### Set task
Write the listing below out again exactly, dropping the images.

### Given information
====
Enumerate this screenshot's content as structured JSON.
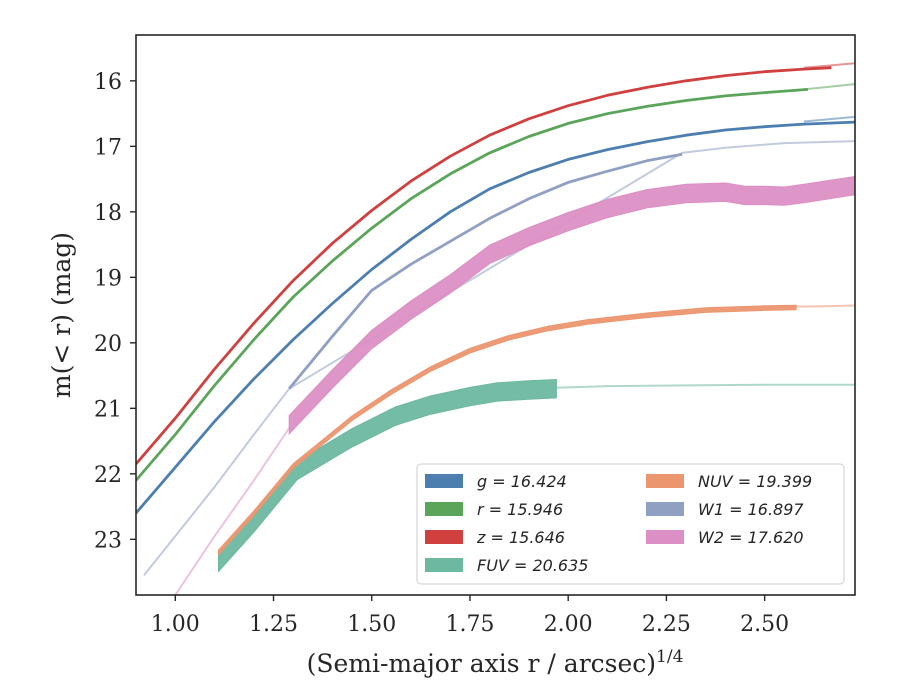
{
  "chart_data": {
    "type": "line",
    "xlabel": "(Semi-major axis r / arcsec)",
    "xlabel_sup": "1/4",
    "ylabel": "m(< r) (mag)",
    "xlim": [
      0.9,
      2.73
    ],
    "ylim": [
      23.85,
      15.3
    ],
    "y_inverted": true,
    "x_ticks": [
      "1.00",
      "1.25",
      "1.50",
      "1.75",
      "2.00",
      "2.25",
      "2.50"
    ],
    "y_ticks": [
      "16",
      "17",
      "18",
      "19",
      "20",
      "21",
      "22",
      "23"
    ],
    "grid": false,
    "legend_position": "lower-right",
    "legend_columns": 2,
    "series": [
      {
        "name": "g = 16.424",
        "color": "#4c7fb0",
        "band_width": 0.03,
        "measured": [
          [
            0.9,
            22.6
          ],
          [
            1.0,
            21.9
          ],
          [
            1.1,
            21.2
          ],
          [
            1.2,
            20.55
          ],
          [
            1.3,
            19.95
          ],
          [
            1.4,
            19.4
          ],
          [
            1.5,
            18.88
          ],
          [
            1.6,
            18.42
          ],
          [
            1.7,
            18.0
          ],
          [
            1.8,
            17.65
          ],
          [
            1.9,
            17.4
          ],
          [
            2.0,
            17.2
          ],
          [
            2.1,
            17.05
          ],
          [
            2.2,
            16.93
          ],
          [
            2.3,
            16.83
          ],
          [
            2.4,
            16.75
          ],
          [
            2.5,
            16.7
          ],
          [
            2.6,
            16.66
          ],
          [
            2.73,
            16.63
          ]
        ],
        "model": [
          [
            2.6,
            16.62
          ],
          [
            2.73,
            16.55
          ]
        ]
      },
      {
        "name": "r = 15.946",
        "color": "#5ba55a",
        "band_width": 0.03,
        "measured": [
          [
            0.9,
            22.1
          ],
          [
            1.0,
            21.4
          ],
          [
            1.1,
            20.65
          ],
          [
            1.2,
            19.95
          ],
          [
            1.3,
            19.3
          ],
          [
            1.4,
            18.75
          ],
          [
            1.5,
            18.25
          ],
          [
            1.6,
            17.8
          ],
          [
            1.7,
            17.42
          ],
          [
            1.8,
            17.1
          ],
          [
            1.9,
            16.85
          ],
          [
            2.0,
            16.65
          ],
          [
            2.1,
            16.5
          ],
          [
            2.2,
            16.39
          ],
          [
            2.3,
            16.3
          ],
          [
            2.4,
            16.23
          ],
          [
            2.5,
            16.18
          ],
          [
            2.61,
            16.13
          ]
        ],
        "model": [
          [
            2.6,
            16.13
          ],
          [
            2.73,
            16.05
          ]
        ]
      },
      {
        "name": "z = 15.646",
        "color": "#d0403f",
        "band_width": 0.03,
        "measured": [
          [
            0.9,
            21.85
          ],
          [
            1.0,
            21.15
          ],
          [
            1.1,
            20.4
          ],
          [
            1.2,
            19.7
          ],
          [
            1.3,
            19.05
          ],
          [
            1.4,
            18.48
          ],
          [
            1.5,
            17.98
          ],
          [
            1.6,
            17.53
          ],
          [
            1.7,
            17.15
          ],
          [
            1.8,
            16.83
          ],
          [
            1.9,
            16.58
          ],
          [
            2.0,
            16.38
          ],
          [
            2.1,
            16.22
          ],
          [
            2.2,
            16.1
          ],
          [
            2.3,
            16.0
          ],
          [
            2.4,
            15.92
          ],
          [
            2.5,
            15.86
          ],
          [
            2.6,
            15.82
          ],
          [
            2.67,
            15.8
          ]
        ],
        "model": [
          [
            2.6,
            15.8
          ],
          [
            2.73,
            15.73
          ]
        ]
      },
      {
        "name": "FUV = 20.635",
        "color": "#6db8a0",
        "band_width": 0.28,
        "measured": [
          [
            1.11,
            23.35
          ],
          [
            1.2,
            22.75
          ],
          [
            1.31,
            21.95
          ],
          [
            1.45,
            21.45
          ],
          [
            1.56,
            21.12
          ],
          [
            1.65,
            20.95
          ],
          [
            1.75,
            20.82
          ],
          [
            1.82,
            20.75
          ],
          [
            1.9,
            20.72
          ],
          [
            1.97,
            20.7
          ]
        ],
        "model": [
          [
            1.95,
            20.69
          ],
          [
            2.1,
            20.66
          ],
          [
            2.3,
            20.65
          ],
          [
            2.5,
            20.64
          ],
          [
            2.73,
            20.64
          ]
        ]
      },
      {
        "name": "NUV = 19.399",
        "color": "#ec9670",
        "band_width": 0.07,
        "measured": [
          [
            1.11,
            23.2
          ],
          [
            1.2,
            22.6
          ],
          [
            1.3,
            21.88
          ],
          [
            1.45,
            21.15
          ],
          [
            1.55,
            20.75
          ],
          [
            1.65,
            20.4
          ],
          [
            1.75,
            20.12
          ],
          [
            1.85,
            19.92
          ],
          [
            1.95,
            19.78
          ],
          [
            2.05,
            19.68
          ],
          [
            2.2,
            19.58
          ],
          [
            2.35,
            19.5
          ],
          [
            2.5,
            19.47
          ],
          [
            2.58,
            19.46
          ]
        ],
        "model": [
          [
            2.55,
            19.45
          ],
          [
            2.65,
            19.44
          ],
          [
            2.73,
            19.43
          ]
        ]
      },
      {
        "name": "W1 = 16.897",
        "color": "#8fa0c3",
        "band_width": 0.05,
        "measured": [
          [
            1.29,
            20.7
          ],
          [
            1.4,
            19.9
          ],
          [
            1.5,
            19.2
          ],
          [
            1.6,
            18.8
          ],
          [
            1.7,
            18.45
          ],
          [
            1.8,
            18.1
          ],
          [
            1.9,
            17.8
          ],
          [
            2.0,
            17.55
          ],
          [
            2.1,
            17.38
          ],
          [
            2.2,
            17.22
          ],
          [
            2.29,
            17.12
          ]
        ],
        "model": [
          [
            0.92,
            23.55
          ],
          [
            1.0,
            22.95
          ],
          [
            1.1,
            22.2
          ],
          [
            1.2,
            21.4
          ],
          [
            1.29,
            20.7
          ],
          [
            2.29,
            17.1
          ],
          [
            2.4,
            17.02
          ],
          [
            2.55,
            16.95
          ],
          [
            2.73,
            16.92
          ]
        ]
      },
      {
        "name": "W2 = 17.620",
        "color": "#dc8fc4",
        "band_width": 0.28,
        "measured": [
          [
            1.29,
            21.25
          ],
          [
            1.4,
            20.55
          ],
          [
            1.5,
            19.95
          ],
          [
            1.6,
            19.5
          ],
          [
            1.7,
            19.1
          ],
          [
            1.8,
            18.65
          ],
          [
            1.9,
            18.38
          ],
          [
            2.0,
            18.15
          ],
          [
            2.1,
            17.95
          ],
          [
            2.2,
            17.8
          ],
          [
            2.3,
            17.72
          ],
          [
            2.4,
            17.7
          ],
          [
            2.45,
            17.75
          ],
          [
            2.5,
            17.75
          ],
          [
            2.55,
            17.76
          ],
          [
            2.6,
            17.72
          ],
          [
            2.73,
            17.6
          ]
        ],
        "model": [
          [
            1.0,
            23.85
          ],
          [
            1.1,
            22.95
          ],
          [
            1.2,
            22.1
          ],
          [
            1.29,
            21.3
          ]
        ]
      }
    ]
  }
}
====
### Result for this task
Enumerate this screenshot's content as structured JSON.
{
  "chart_data": {
    "type": "line",
    "xlabel": "(Semi-major axis r / arcsec)",
    "xlabel_sup": "1/4",
    "ylabel": "m(< r) (mag)",
    "xlim": [
      0.9,
      2.73
    ],
    "ylim": [
      23.85,
      15.3
    ],
    "y_inverted": true,
    "x_ticks": [
      "1.00",
      "1.25",
      "1.50",
      "1.75",
      "2.00",
      "2.25",
      "2.50"
    ],
    "y_ticks": [
      "16",
      "17",
      "18",
      "19",
      "20",
      "21",
      "22",
      "23"
    ],
    "grid": false,
    "legend_position": "lower-right",
    "legend_columns": 2,
    "series": [
      {
        "name": "g = 16.424",
        "color": "#4c7fb0",
        "band_width": 0.03,
        "measured": [
          [
            0.9,
            22.6
          ],
          [
            1.0,
            21.9
          ],
          [
            1.1,
            21.2
          ],
          [
            1.2,
            20.55
          ],
          [
            1.3,
            19.95
          ],
          [
            1.4,
            19.4
          ],
          [
            1.5,
            18.88
          ],
          [
            1.6,
            18.42
          ],
          [
            1.7,
            18.0
          ],
          [
            1.8,
            17.65
          ],
          [
            1.9,
            17.4
          ],
          [
            2.0,
            17.2
          ],
          [
            2.1,
            17.05
          ],
          [
            2.2,
            16.93
          ],
          [
            2.3,
            16.83
          ],
          [
            2.4,
            16.75
          ],
          [
            2.5,
            16.7
          ],
          [
            2.6,
            16.66
          ],
          [
            2.73,
            16.63
          ]
        ],
        "model": [
          [
            2.6,
            16.62
          ],
          [
            2.73,
            16.55
          ]
        ]
      },
      {
        "name": "r = 15.946",
        "color": "#5ba55a",
        "band_width": 0.03,
        "measured": [
          [
            0.9,
            22.1
          ],
          [
            1.0,
            21.4
          ],
          [
            1.1,
            20.65
          ],
          [
            1.2,
            19.95
          ],
          [
            1.3,
            19.3
          ],
          [
            1.4,
            18.75
          ],
          [
            1.5,
            18.25
          ],
          [
            1.6,
            17.8
          ],
          [
            1.7,
            17.42
          ],
          [
            1.8,
            17.1
          ],
          [
            1.9,
            16.85
          ],
          [
            2.0,
            16.65
          ],
          [
            2.1,
            16.5
          ],
          [
            2.2,
            16.39
          ],
          [
            2.3,
            16.3
          ],
          [
            2.4,
            16.23
          ],
          [
            2.5,
            16.18
          ],
          [
            2.61,
            16.13
          ]
        ],
        "model": [
          [
            2.6,
            16.13
          ],
          [
            2.73,
            16.05
          ]
        ]
      },
      {
        "name": "z = 15.646",
        "color": "#d0403f",
        "band_width": 0.03,
        "measured": [
          [
            0.9,
            21.85
          ],
          [
            1.0,
            21.15
          ],
          [
            1.1,
            20.4
          ],
          [
            1.2,
            19.7
          ],
          [
            1.3,
            19.05
          ],
          [
            1.4,
            18.48
          ],
          [
            1.5,
            17.98
          ],
          [
            1.6,
            17.53
          ],
          [
            1.7,
            17.15
          ],
          [
            1.8,
            16.83
          ],
          [
            1.9,
            16.58
          ],
          [
            2.0,
            16.38
          ],
          [
            2.1,
            16.22
          ],
          [
            2.2,
            16.1
          ],
          [
            2.3,
            16.0
          ],
          [
            2.4,
            15.92
          ],
          [
            2.5,
            15.86
          ],
          [
            2.6,
            15.82
          ],
          [
            2.67,
            15.8
          ]
        ],
        "model": [
          [
            2.6,
            15.8
          ],
          [
            2.73,
            15.73
          ]
        ]
      },
      {
        "name": "FUV = 20.635",
        "color": "#6db8a0",
        "band_width": 0.28,
        "measured": [
          [
            1.11,
            23.35
          ],
          [
            1.2,
            22.75
          ],
          [
            1.31,
            21.95
          ],
          [
            1.45,
            21.45
          ],
          [
            1.56,
            21.12
          ],
          [
            1.65,
            20.95
          ],
          [
            1.75,
            20.82
          ],
          [
            1.82,
            20.75
          ],
          [
            1.9,
            20.72
          ],
          [
            1.97,
            20.7
          ]
        ],
        "model": [
          [
            1.95,
            20.69
          ],
          [
            2.1,
            20.66
          ],
          [
            2.3,
            20.65
          ],
          [
            2.5,
            20.64
          ],
          [
            2.73,
            20.64
          ]
        ]
      },
      {
        "name": "NUV = 19.399",
        "color": "#ec9670",
        "band_width": 0.07,
        "measured": [
          [
            1.11,
            23.2
          ],
          [
            1.2,
            22.6
          ],
          [
            1.3,
            21.88
          ],
          [
            1.45,
            21.15
          ],
          [
            1.55,
            20.75
          ],
          [
            1.65,
            20.4
          ],
          [
            1.75,
            20.12
          ],
          [
            1.85,
            19.92
          ],
          [
            1.95,
            19.78
          ],
          [
            2.05,
            19.68
          ],
          [
            2.2,
            19.58
          ],
          [
            2.35,
            19.5
          ],
          [
            2.5,
            19.47
          ],
          [
            2.58,
            19.46
          ]
        ],
        "model": [
          [
            2.55,
            19.45
          ],
          [
            2.65,
            19.44
          ],
          [
            2.73,
            19.43
          ]
        ]
      },
      {
        "name": "W1 = 16.897",
        "color": "#8fa0c3",
        "band_width": 0.05,
        "measured": [
          [
            1.29,
            20.7
          ],
          [
            1.4,
            19.9
          ],
          [
            1.5,
            19.2
          ],
          [
            1.6,
            18.8
          ],
          [
            1.7,
            18.45
          ],
          [
            1.8,
            18.1
          ],
          [
            1.9,
            17.8
          ],
          [
            2.0,
            17.55
          ],
          [
            2.1,
            17.38
          ],
          [
            2.2,
            17.22
          ],
          [
            2.29,
            17.12
          ]
        ],
        "model": [
          [
            0.92,
            23.55
          ],
          [
            1.0,
            22.95
          ],
          [
            1.1,
            22.2
          ],
          [
            1.2,
            21.4
          ],
          [
            1.29,
            20.7
          ],
          [
            2.29,
            17.1
          ],
          [
            2.4,
            17.02
          ],
          [
            2.55,
            16.95
          ],
          [
            2.73,
            16.92
          ]
        ]
      },
      {
        "name": "W2 = 17.620",
        "color": "#dc8fc4",
        "band_width": 0.28,
        "measured": [
          [
            1.29,
            21.25
          ],
          [
            1.4,
            20.55
          ],
          [
            1.5,
            19.95
          ],
          [
            1.6,
            19.5
          ],
          [
            1.7,
            19.1
          ],
          [
            1.8,
            18.65
          ],
          [
            1.9,
            18.38
          ],
          [
            2.0,
            18.15
          ],
          [
            2.1,
            17.95
          ],
          [
            2.2,
            17.8
          ],
          [
            2.3,
            17.72
          ],
          [
            2.4,
            17.7
          ],
          [
            2.45,
            17.75
          ],
          [
            2.5,
            17.75
          ],
          [
            2.55,
            17.76
          ],
          [
            2.6,
            17.72
          ],
          [
            2.73,
            17.6
          ]
        ],
        "model": [
          [
            1.0,
            23.85
          ],
          [
            1.1,
            22.95
          ],
          [
            1.2,
            22.1
          ],
          [
            1.29,
            21.3
          ]
        ]
      }
    ]
  }
}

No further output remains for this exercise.